Stored items from a collection
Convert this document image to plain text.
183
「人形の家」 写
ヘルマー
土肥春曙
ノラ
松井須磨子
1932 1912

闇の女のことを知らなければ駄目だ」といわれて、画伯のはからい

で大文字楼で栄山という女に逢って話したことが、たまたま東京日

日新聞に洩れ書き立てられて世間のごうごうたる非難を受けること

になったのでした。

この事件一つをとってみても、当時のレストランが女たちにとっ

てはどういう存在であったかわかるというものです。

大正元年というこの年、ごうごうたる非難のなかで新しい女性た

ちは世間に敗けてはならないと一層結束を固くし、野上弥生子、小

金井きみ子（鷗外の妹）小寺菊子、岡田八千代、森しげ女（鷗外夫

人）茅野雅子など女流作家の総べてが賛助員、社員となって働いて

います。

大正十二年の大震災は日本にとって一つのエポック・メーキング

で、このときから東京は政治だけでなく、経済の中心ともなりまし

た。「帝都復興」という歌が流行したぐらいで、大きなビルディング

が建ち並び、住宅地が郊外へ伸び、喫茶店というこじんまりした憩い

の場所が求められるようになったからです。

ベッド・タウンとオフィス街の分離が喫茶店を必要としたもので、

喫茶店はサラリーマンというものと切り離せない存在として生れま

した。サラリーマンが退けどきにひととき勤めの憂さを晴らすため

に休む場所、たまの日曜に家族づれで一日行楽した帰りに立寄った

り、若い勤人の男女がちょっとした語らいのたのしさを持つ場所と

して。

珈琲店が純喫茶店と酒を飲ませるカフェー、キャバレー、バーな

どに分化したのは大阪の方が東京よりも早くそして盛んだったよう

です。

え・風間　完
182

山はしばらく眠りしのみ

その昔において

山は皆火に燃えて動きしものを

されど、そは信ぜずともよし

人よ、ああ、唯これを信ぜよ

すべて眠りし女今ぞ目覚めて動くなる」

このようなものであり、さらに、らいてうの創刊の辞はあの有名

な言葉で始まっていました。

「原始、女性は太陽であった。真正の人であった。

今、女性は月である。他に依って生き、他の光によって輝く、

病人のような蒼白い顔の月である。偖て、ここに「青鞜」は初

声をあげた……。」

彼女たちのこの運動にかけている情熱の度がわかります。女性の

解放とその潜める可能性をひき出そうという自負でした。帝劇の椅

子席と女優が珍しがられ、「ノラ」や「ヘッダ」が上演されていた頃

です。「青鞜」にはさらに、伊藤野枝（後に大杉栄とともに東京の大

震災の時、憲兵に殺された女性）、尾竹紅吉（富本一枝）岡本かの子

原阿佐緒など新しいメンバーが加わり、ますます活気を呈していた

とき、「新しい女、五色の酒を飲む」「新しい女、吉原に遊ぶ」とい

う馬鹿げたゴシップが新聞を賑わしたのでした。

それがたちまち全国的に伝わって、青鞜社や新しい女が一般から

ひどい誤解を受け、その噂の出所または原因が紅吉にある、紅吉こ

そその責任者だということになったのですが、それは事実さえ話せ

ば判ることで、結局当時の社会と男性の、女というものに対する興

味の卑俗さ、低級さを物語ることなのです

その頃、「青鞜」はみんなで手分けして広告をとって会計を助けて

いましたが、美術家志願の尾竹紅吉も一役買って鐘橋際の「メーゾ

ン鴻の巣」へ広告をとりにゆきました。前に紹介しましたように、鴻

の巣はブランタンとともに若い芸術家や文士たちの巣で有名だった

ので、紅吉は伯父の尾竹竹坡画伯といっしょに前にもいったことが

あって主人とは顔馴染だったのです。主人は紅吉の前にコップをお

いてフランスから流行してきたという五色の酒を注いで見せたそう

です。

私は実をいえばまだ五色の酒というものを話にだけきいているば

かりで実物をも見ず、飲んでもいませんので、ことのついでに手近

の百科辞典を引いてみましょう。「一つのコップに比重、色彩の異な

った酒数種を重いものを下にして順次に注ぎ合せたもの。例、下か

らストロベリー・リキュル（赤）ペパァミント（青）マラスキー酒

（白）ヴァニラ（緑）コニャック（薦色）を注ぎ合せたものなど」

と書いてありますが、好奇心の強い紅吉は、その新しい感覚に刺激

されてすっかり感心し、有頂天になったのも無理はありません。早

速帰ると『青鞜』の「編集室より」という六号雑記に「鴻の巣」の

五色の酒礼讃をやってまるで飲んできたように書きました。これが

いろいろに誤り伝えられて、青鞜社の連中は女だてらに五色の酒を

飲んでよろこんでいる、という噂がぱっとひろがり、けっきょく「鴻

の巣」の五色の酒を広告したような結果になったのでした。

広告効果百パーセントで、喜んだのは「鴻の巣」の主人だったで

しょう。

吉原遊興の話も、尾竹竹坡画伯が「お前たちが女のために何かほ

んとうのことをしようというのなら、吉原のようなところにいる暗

● **Directions**: Extract the complete set of records unchanged.

● **Worked solution**:
Convert this document image to plain text.
183
「人形の家」 写
ヘルマー
土肥春曙
ノラ
松井須磨子
1932 1912

闇の女のことを知らなければ駄目だ」といわれて、画伯のはからい

で大文字楼で栄山という女に逢って話したことが、たまたま東京日

日新聞に洩れ書き立てられて世間のごうごうたる非難を受けること

になったのでした。

この事件一つをとってみても、当時のレストランが女たちにとっ

てはどういう存在であったかわかるというものです。

大正元年というこの年、ごうごうたる非難のなかで新しい女性た

ちは世間に敗けてはならないと一層結束を固くし、野上弥生子、小

金井きみ子（鷗外の妹）小寺菊子、岡田八千代、森しげ女（鷗外夫

人）茅野雅子など女流作家の総べてが賛助員、社員となって働いて

います。

大正十二年の大震災は日本にとって一つのエポック・メーキング

で、このときから東京は政治だけでなく、経済の中心ともなりまし

た。「帝都復興」という歌が流行したぐらいで、大きなビルディング

が建ち並び、住宅地が郊外へ伸び、喫茶店というこじんまりした憩い

の場所が求められるようになったからです。

ベッド・タウンとオフィス街の分離が喫茶店を必要としたもので、

喫茶店はサラリーマンというものと切り離せない存在として生れま

した。サラリーマンが退けどきにひととき勤めの憂さを晴らすため

に休む場所、たまの日曜に家族づれで一日行楽した帰りに立寄った

り、若い勤人の男女がちょっとした語らいのたのしさを持つ場所と

して。

珈琲店が純喫茶店と酒を飲ませるカフェー、キャバレー、バーな

どに分化したのは大阪の方が東京よりも早くそして盛んだったよう

です。

え・風間　完
182

山はしばらく眠りしのみ

その昔において

山は皆火に燃えて動きしものを

されど、そは信ぜずともよし

人よ、ああ、唯これを信ぜよ

すべて眠りし女今ぞ目覚めて動くなる」

このようなものであり、さらに、らいてうの創刊の辞はあの有名

な言葉で始まっていました。

「原始、女性は太陽であった。真正の人であった。

今、女性は月である。他に依って生き、他の光によって輝く、

病人のような蒼白い顔の月である。偖て、ここに「青鞜」は初

声をあげた……。」

彼女たちのこの運動にかけている情熱の度がわかります。女性の

解放とその潜める可能性をひき出そうという自負でした。帝劇の椅

子席と女優が珍しがられ、「ノラ」や「ヘッダ」が上演されていた頃

です。「青鞜」にはさらに、伊藤野枝（後に大杉栄とともに東京の大

震災の時、憲兵に殺された女性）、尾竹紅吉（富本一枝）岡本かの子

原阿佐緒など新しいメンバーが加わり、ますます活気を呈していた

とき、「新しい女、五色の酒を飲む」「新しい女、吉原に遊ぶ」とい

う馬鹿げたゴシップが新聞を賑わしたのでした。

それがたちまち全国的に伝わって、青鞜社や新しい女が一般から

ひどい誤解を受け、その噂の出所または原因が紅吉にある、紅吉こ

そその責任者だということになったのですが、それは事実さえ話せ

ば判ることで、結局当時の社会と男性の、女というものに対する興

味の卑俗さ、低級さを物語ることなのです

その頃、「青鞜」はみんなで手分けして広告をとって会計を助けて

いましたが、美術家志願の尾竹紅吉も一役買って鐘橋際の「メーゾ

ン鴻の巣」へ広告をとりにゆきました。前に紹介しましたように、鴻

の巣はブランタンとともに若い芸術家や文士たちの巣で有名だった

ので、紅吉は伯父の尾竹竹坡画伯といっしょに前にもいったことが

あって主人とは顔馴染だったのです。主人は紅吉の前にコップをお

いてフランスから流行してきたという五色の酒を注いで見せたそう

です。

私は実をいえばまだ五色の酒というものを話にだけきいているば

かりで実物をも見ず、飲んでもいませんので、ことのついでに手近

の百科辞典を引いてみましょう。「一つのコップに比重、色彩の異な

った酒数種を重いものを下にして順次に注ぎ合せたもの。例、下か

らストロベリー・リキュル（赤）ペパァミント（青）マラスキー酒

（白）ヴァニラ（緑）コニャック（薦色）を注ぎ合せたものなど」

と書いてありますが、好奇心の強い紅吉は、その新しい感覚に刺激

されてすっかり感心し、有頂天になったのも無理はありません。早

速帰ると『青鞜』の「編集室より」という六号雑記に「鴻の巣」の

五色の酒礼讃をやってまるで飲んできたように書きました。これが

いろいろに誤り伝えられて、青鞜社の連中は女だてらに五色の酒を

飲んでよろこんでいる、という噂がぱっとひろがり、けっきょく「鴻

の巣」の五色の酒を広告したような結果になったのでした。

広告効果百パーセントで、喜んだのは「鴻の巣」の主人だったで

しょう。

吉原遊興の話も、尾竹竹坡画伯が「お前たちが女のために何かほ

んとうのことをしようというのなら、吉原のようなところにいる暗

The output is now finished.